** START **
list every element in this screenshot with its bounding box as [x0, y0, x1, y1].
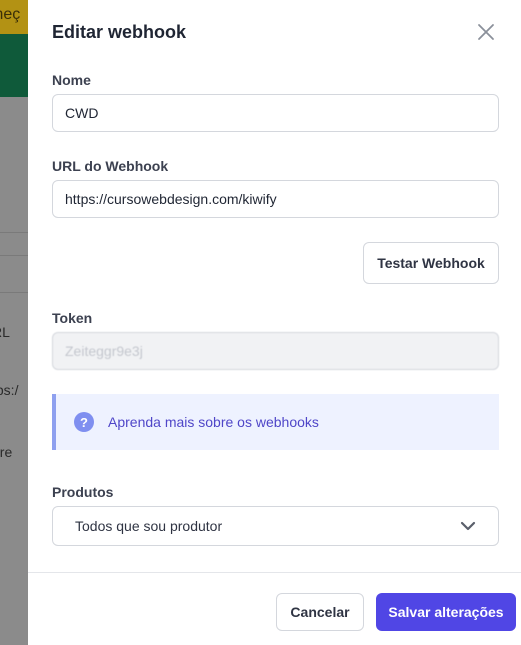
url-input[interactable]: [52, 180, 499, 218]
products-select-value: Todos que sou produtor: [75, 518, 223, 534]
close-icon: [478, 24, 494, 40]
info-box: ? Aprenda mais sobre os webhooks: [52, 394, 499, 450]
background-banner-text: meç: [0, 6, 21, 23]
edit-webhook-drawer: Editar webhook Nome URL do Webhook Testa…: [28, 0, 521, 645]
background-text: bre: [0, 444, 13, 460]
url-label: URL do Webhook: [52, 158, 169, 174]
background-url-text: tps:/: [0, 382, 19, 398]
products-label: Produtos: [52, 484, 114, 500]
name-label: Nome: [52, 72, 91, 88]
question-icon: ?: [74, 412, 94, 432]
token-input: [52, 332, 499, 370]
cancel-button[interactable]: Cancelar: [276, 593, 364, 631]
drawer-title: Editar webhook: [52, 22, 187, 42]
background-column-header: RL: [0, 324, 10, 340]
test-webhook-button[interactable]: Testar Webhook: [363, 242, 499, 284]
products-select[interactable]: Todos que sou produtor: [52, 506, 499, 546]
chevron-down-icon: [460, 521, 476, 531]
token-label: Token: [52, 310, 93, 326]
name-input[interactable]: [52, 94, 499, 132]
close-button[interactable]: [474, 20, 498, 44]
learn-more-link[interactable]: Aprenda mais sobre os webhooks: [108, 414, 319, 430]
save-button[interactable]: Salvar alterações: [376, 593, 516, 631]
footer-divider: [28, 572, 521, 573]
** END **
» Exercise
Rewrite these lines with "Cancelar" swapped for "Voltar" and nothing else changed, leaving out the pictures.

» Solution for this exercise
list every element in this screenshot with its bounding box as [x0, y0, x1, y1].
url-input[interactable]: [52, 180, 499, 218]
products-select-value: Todos que sou produtor: [75, 518, 223, 534]
close-icon: [478, 24, 494, 40]
info-box: ? Aprenda mais sobre os webhooks: [52, 394, 499, 450]
background-banner-text: meç: [0, 6, 21, 23]
edit-webhook-drawer: Editar webhook Nome URL do Webhook Testa…: [28, 0, 521, 645]
background-text: bre: [0, 444, 13, 460]
url-label: URL do Webhook: [52, 158, 169, 174]
background-url-text: tps:/: [0, 382, 19, 398]
products-label: Produtos: [52, 484, 114, 500]
name-label: Nome: [52, 72, 91, 88]
question-icon: ?: [74, 412, 94, 432]
token-input: [52, 332, 499, 370]
cancel-button[interactable]: Voltar: [276, 593, 364, 631]
drawer-title: Editar webhook: [52, 22, 187, 42]
background-column-header: RL: [0, 324, 10, 340]
test-webhook-button[interactable]: Testar Webhook: [363, 242, 499, 284]
products-select[interactable]: Todos que sou produtor: [52, 506, 499, 546]
chevron-down-icon: [460, 521, 476, 531]
token-label: Token: [52, 310, 93, 326]
name-input[interactable]: [52, 94, 499, 132]
close-button[interactable]: [474, 20, 498, 44]
learn-more-link[interactable]: Aprenda mais sobre os webhooks: [108, 414, 319, 430]
save-button[interactable]: Salvar alterações: [376, 593, 516, 631]
footer-divider: [28, 572, 521, 573]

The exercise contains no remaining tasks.